Recorded data

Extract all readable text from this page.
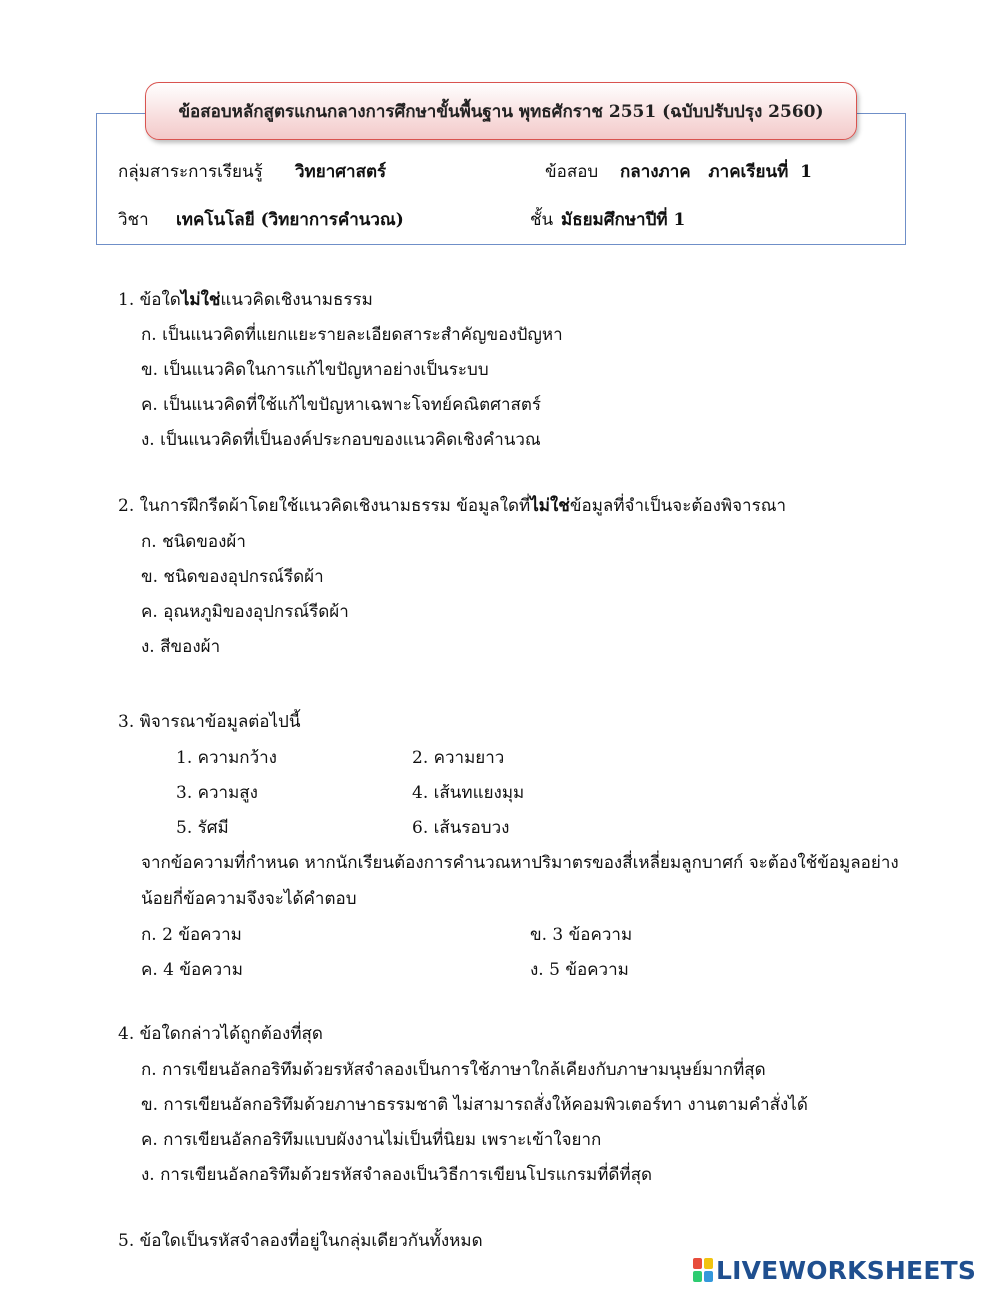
ข้อสอบหลักสูตรแกนกลางการศึกษาขั้นพื้นฐาน พุทธศักราช 2551 (ฉบับปรับปรุง 2560)
กลุ่มสาระการเรียนรู้ วิทยาศาสตร์	ข้อสอบ กลางภาค   ภาคเรียนที่  1
วิชา เทคโนโลยี (วิทยาการคำนวณ)	ชั้น มัธยมศึกษาปีที่ 1
1. ข้อใดไม่ใช่แนวคิดเชิงนามธรรม
ก. เป็นแนวคิดที่แยกแยะรายละเอียดสาระสำคัญของปัญหา
ข. เป็นแนวคิดในการแก้ไขปัญหาอย่างเป็นระบบ
ค. เป็นแนวคิดที่ใช้แก้ไขปัญหาเฉพาะโจทย์คณิตศาสตร์
ง. เป็นแนวคิดที่เป็นองค์ประกอบของแนวคิดเชิงคำนวณ
2. ในการฝึกรีดผ้าโดยใช้แนวคิดเชิงนามธรรม ข้อมูลใดที่ไม่ใช่ข้อมูลที่จำเป็นจะต้องพิจารณา
ก. ชนิดของผ้า
ข. ชนิดของอุปกรณ์รีดผ้า
ค. อุณหภูมิของอุปกรณ์รีดผ้า
ง. สีของผ้า
3. พิจารณาข้อมูลต่อไปนี้
1. ความกว้าง	2. ความยาว
3. ความสูง	4. เส้นทแยงมุม
5. รัศมี	6. เส้นรอบวง
จากข้อความที่กำหนด หากนักเรียนต้องการคำนวณหาปริมาตรของสี่เหลี่ยมลูกบาศก์ จะต้องใช้ข้อมูลอย่าง
น้อยกี่ข้อความจึงจะได้คำตอบ
ก. 2 ข้อความ	ข. 3 ข้อความ
ค. 4 ข้อความ	ง. 5 ข้อความ
4. ข้อใดกล่าวได้ถูกต้องที่สุด
ก. การเขียนอัลกอริทึมด้วยรหัสจำลองเป็นการใช้ภาษาใกล้เคียงกับภาษามนุษย์มากที่สุด
ข. การเขียนอัลกอริทึมด้วยภาษาธรรมชาติ ไม่สามารถสั่งให้คอมพิวเตอร์ทา งานตามคำสั่งได้
ค. การเขียนอัลกอริทึมแบบผังงานไม่เป็นที่นิยม เพราะเข้าใจยาก
ง. การเขียนอัลกอริทึมด้วยรหัสจำลองเป็นวิธีการเขียนโปรแกรมที่ดีที่สุด
5. ข้อใดเป็นรหัสจำลองที่อยู่ในกลุ่มเดียวกันทั้งหมด
LIVEWORKSHEETS
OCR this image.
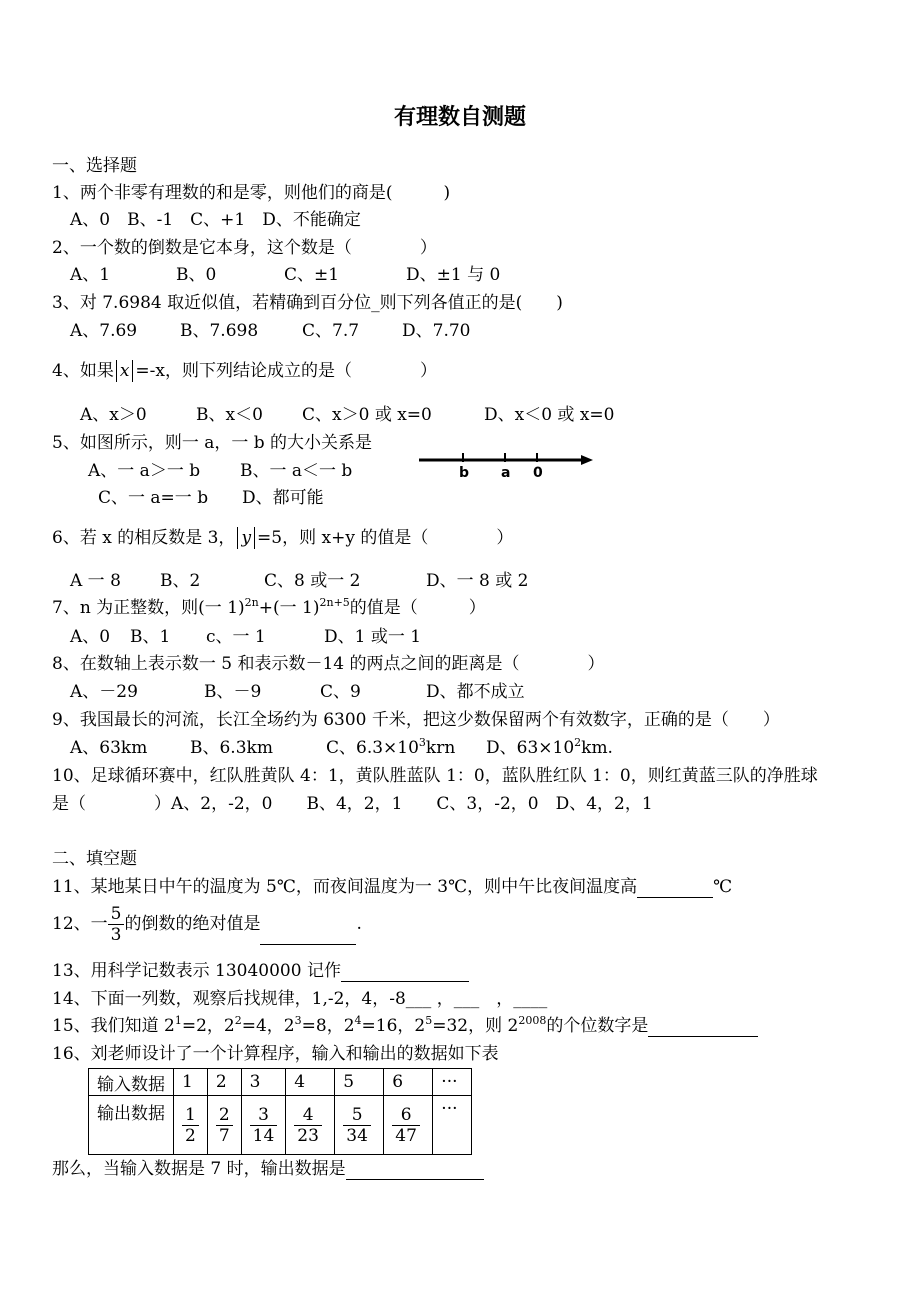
有理数自测题
一、选择题
1、两个非零有理数的和是零，则他们的商是(　　　)
A、0　B、-1　C、+1　D、不能确定
2、一个数的倒数是它本身，这个数是（　　　　）
A、1	B、0	C、±1	D、±1 与 0
3、对 7.6984 取近似值，若精确到百分位_则下列各值正的是(　　)
A、7.69	B、7.698	C、7.7	D、7.70
4、如果 x =-x，则下列结论成立的是（　　　　）
A、x＞0	B、x＜0 C、x＞0 或 x=0	D、x＜0 或 x=0
5、如图所示，则一 a，一 b 的大小关系是
A、一 a＞一 b B、一 a＜一 b
C、一 a=一 b D、都可能
b a 0
6、若 x 的相反数是 3， y =5，则 x+y 的值是（　　　　）
A 一 8 B、2	C、8 或一 2	D、一 8 或 2
7、n 为正整数，则(一 1)$^{2n}$+(一 1)$^{2n+5}$的值是（　　　）
A、0 B、1 c、一 1	D、1 或一 1
8、在数轴上表示数一 5 和表示数－14 的两点之间的距离是（　　　　）
A、－29	B、－9	C、9	D、都不成立
9、我国最长的河流，长江全场约为 6300 千米，把这少数保留两个有效数字，正确的是（　　）
A、63km	B、6.3km	C、$6.3\times 10^3krn$ D、$63\times 10^2km$.
10、足球循环赛中，红队胜黄队 4：1，黄队胜蓝队 1：0，蓝队胜红队 1：0，则红黄蓝三队的净胜球
是（　　　　）A、2，-2，0　　B、4，2，1　　C、3，-2，0　D、4，2，1
二、填空题
11、某地某日中午的温度为 5℃，而夜间温度为一 3℃，则中午比夜间温度高	℃
12、一 $\frac{5}{3}$ 的倒数的绝对值是	.
13、用科学记数表示 13040000 记作
14、下面一列数，观察后找规律，1,-2，4，-8___ ，___　，____
15、我们知道 $2^1=2$，$2^2=4$，$2^3=8$，$2^4=16$，$2^5=32$，则 $2^{2008}$的个位数字是
16、刘老师设计了一个计算程序，输入和输出的数据如下表
输入数据	1	2	3	4	5	6	···
输出数据	$\frac{1}{2}$	$\frac{2}{7}$	$\frac{3}{14}$	$\frac{4}{23}$	$\frac{5}{34}$	$\frac{6}{47}$	···
那么，当输入数据是 7 时，输出数据是
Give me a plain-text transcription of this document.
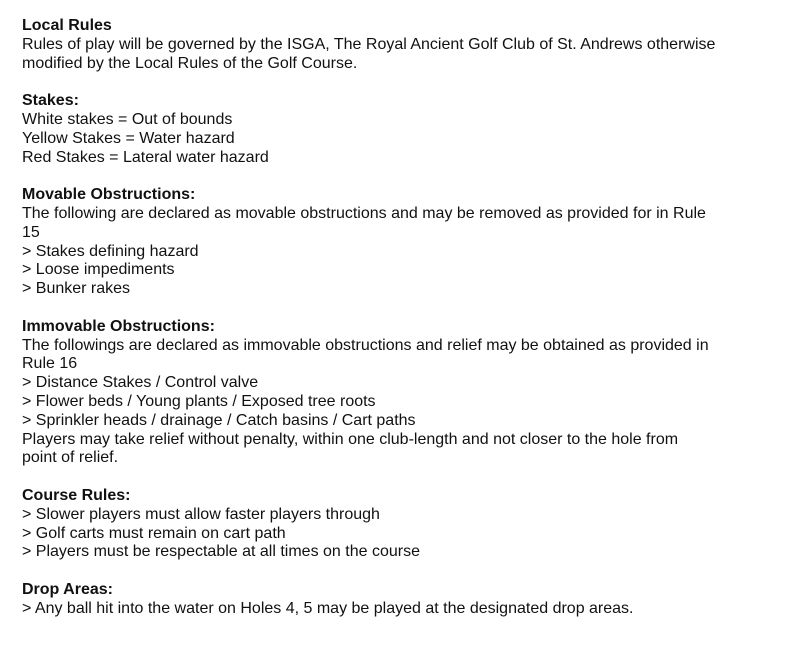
Local Rules
Rules of play will be governed by the ISGA, The Royal Ancient Golf Club of St. Andrews otherwise
modified by the Local Rules of the Golf Course.
Stakes:
White stakes = Out of bounds
Yellow Stakes = Water hazard
Red Stakes = Lateral water hazard
Movable Obstructions:
The following are declared as movable obstructions and may be removed as provided for in Rule
15
> Stakes defining hazard
> Loose impediments
> Bunker rakes
Immovable Obstructions:
The followings are declared as immovable obstructions and relief may be obtained as provided in
Rule 16
> Distance Stakes / Control valve
> Flower beds / Young plants / Exposed tree roots
> Sprinkler heads / drainage / Catch basins / Cart paths
Players may take relief without penalty, within one club-length and not closer to the hole from
point of relief.
Course Rules:
> Slower players must allow faster players through
> Golf carts must remain on cart path
> Players must be respectable at all times on the course
Drop Areas:
> Any ball hit into the water on Holes 4, 5 may be played at the designated drop areas.
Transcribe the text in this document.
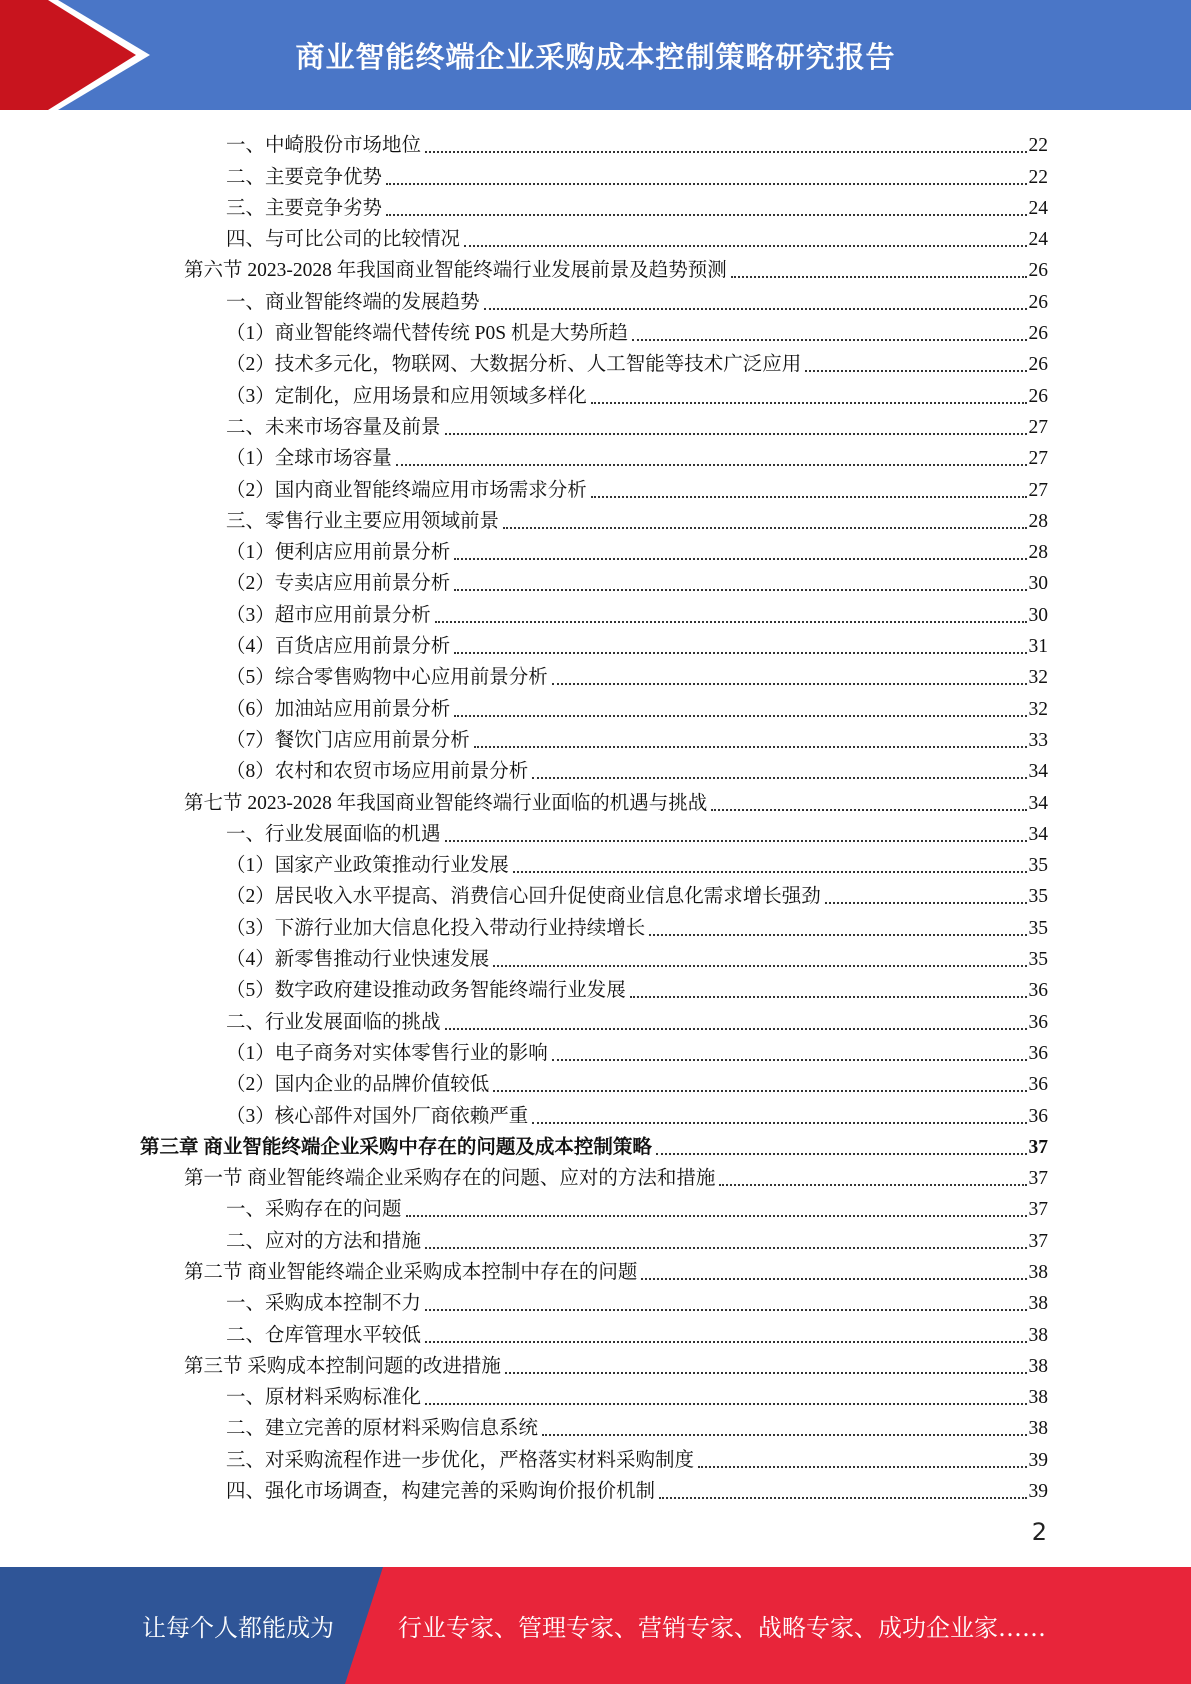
商业智能终端企业采购成本控制策略研究报告
一、中崎股份市场地位	22
二、主要竞争优势	22
三、主要竞争劣势	24
四、与可比公司的比较情况	24
第六节 2023-2028 年我国商业智能终端行业发展前景及趋势预测	26
一、商业智能终端的发展趋势	26
（1）商业智能终端代替传统 P0S 机是大势所趋	26
（2）技术多元化，物联网、大数据分析、人工智能等技术广泛应用	26
（3）定制化，应用场景和应用领域多样化	26
二、未来市场容量及前景	27
（1）全球市场容量	27
（2）国内商业智能终端应用市场需求分析	27
三、零售行业主要应用领域前景	28
（1）便利店应用前景分析	28
（2）专卖店应用前景分析	30
（3）超市应用前景分析	30
（4）百货店应用前景分析	31
（5）综合零售购物中心应用前景分析	32
（6）加油站应用前景分析	32
（7）餐饮门店应用前景分析	33
（8）农村和农贸市场应用前景分析	34
第七节 2023-2028 年我国商业智能终端行业面临的机遇与挑战	34
一、行业发展面临的机遇	34
（1）国家产业政策推动行业发展	35
（2）居民收入水平提高、消费信心回升促使商业信息化需求增长强劲	35
（3）下游行业加大信息化投入带动行业持续增长	35
（4）新零售推动行业快速发展	35
（5）数字政府建设推动政务智能终端行业发展	36
二、行业发展面临的挑战	36
（1）电子商务对实体零售行业的影响	36
（2）国内企业的品牌价值较低	36
（3）核心部件对国外厂商依赖严重	36
第三章 商业智能终端企业采购中存在的问题及成本控制策略	37
第一节 商业智能终端企业采购存在的问题、应对的方法和措施	37
一、采购存在的问题	37
二、应对的方法和措施	37
第二节 商业智能终端企业采购成本控制中存在的问题	38
一、采购成本控制不力	38
二、仓库管理水平较低	38
第三节 采购成本控制问题的改进措施	38
一、原材料采购标准化	38
二、建立完善的原材料采购信息系统	38
三、对采购流程作进一步优化，严格落实材料采购制度	39
四、强化市场调查，构建完善的采购询价报价机制	39
2
让每个人都能成为	行业专家、管理专家、营销专家、战略专家、成功企业家……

• Exercise brief:
From the line containing "Transcribe the text in this document." to the end of the data above, give those lines again verbatim, with both endpoints included and no images.

• Response:
Transcribe the text in this document.
商业智能终端企业采购成本控制策略研究报告
一、中崎股份市场地位	22
二、主要竞争优势	22
三、主要竞争劣势	24
四、与可比公司的比较情况	24
第六节 2023-2028 年我国商业智能终端行业发展前景及趋势预测	26
一、商业智能终端的发展趋势	26
（1）商业智能终端代替传统 P0S 机是大势所趋	26
（2）技术多元化，物联网、大数据分析、人工智能等技术广泛应用	26
（3）定制化，应用场景和应用领域多样化	26
二、未来市场容量及前景	27
（1）全球市场容量	27
（2）国内商业智能终端应用市场需求分析	27
三、零售行业主要应用领域前景	28
（1）便利店应用前景分析	28
（2）专卖店应用前景分析	30
（3）超市应用前景分析	30
（4）百货店应用前景分析	31
（5）综合零售购物中心应用前景分析	32
（6）加油站应用前景分析	32
（7）餐饮门店应用前景分析	33
（8）农村和农贸市场应用前景分析	34
第七节 2023-2028 年我国商业智能终端行业面临的机遇与挑战	34
一、行业发展面临的机遇	34
（1）国家产业政策推动行业发展	35
（2）居民收入水平提高、消费信心回升促使商业信息化需求增长强劲	35
（3）下游行业加大信息化投入带动行业持续增长	35
（4）新零售推动行业快速发展	35
（5）数字政府建设推动政务智能终端行业发展	36
二、行业发展面临的挑战	36
（1）电子商务对实体零售行业的影响	36
（2）国内企业的品牌价值较低	36
（3）核心部件对国外厂商依赖严重	36
第三章 商业智能终端企业采购中存在的问题及成本控制策略	37
第一节 商业智能终端企业采购存在的问题、应对的方法和措施	37
一、采购存在的问题	37
二、应对的方法和措施	37
第二节 商业智能终端企业采购成本控制中存在的问题	38
一、采购成本控制不力	38
二、仓库管理水平较低	38
第三节 采购成本控制问题的改进措施	38
一、原材料采购标准化	38
二、建立完善的原材料采购信息系统	38
三、对采购流程作进一步优化，严格落实材料采购制度	39
四、强化市场调查，构建完善的采购询价报价机制	39
2
让每个人都能成为	行业专家、管理专家、营销专家、战略专家、成功企业家……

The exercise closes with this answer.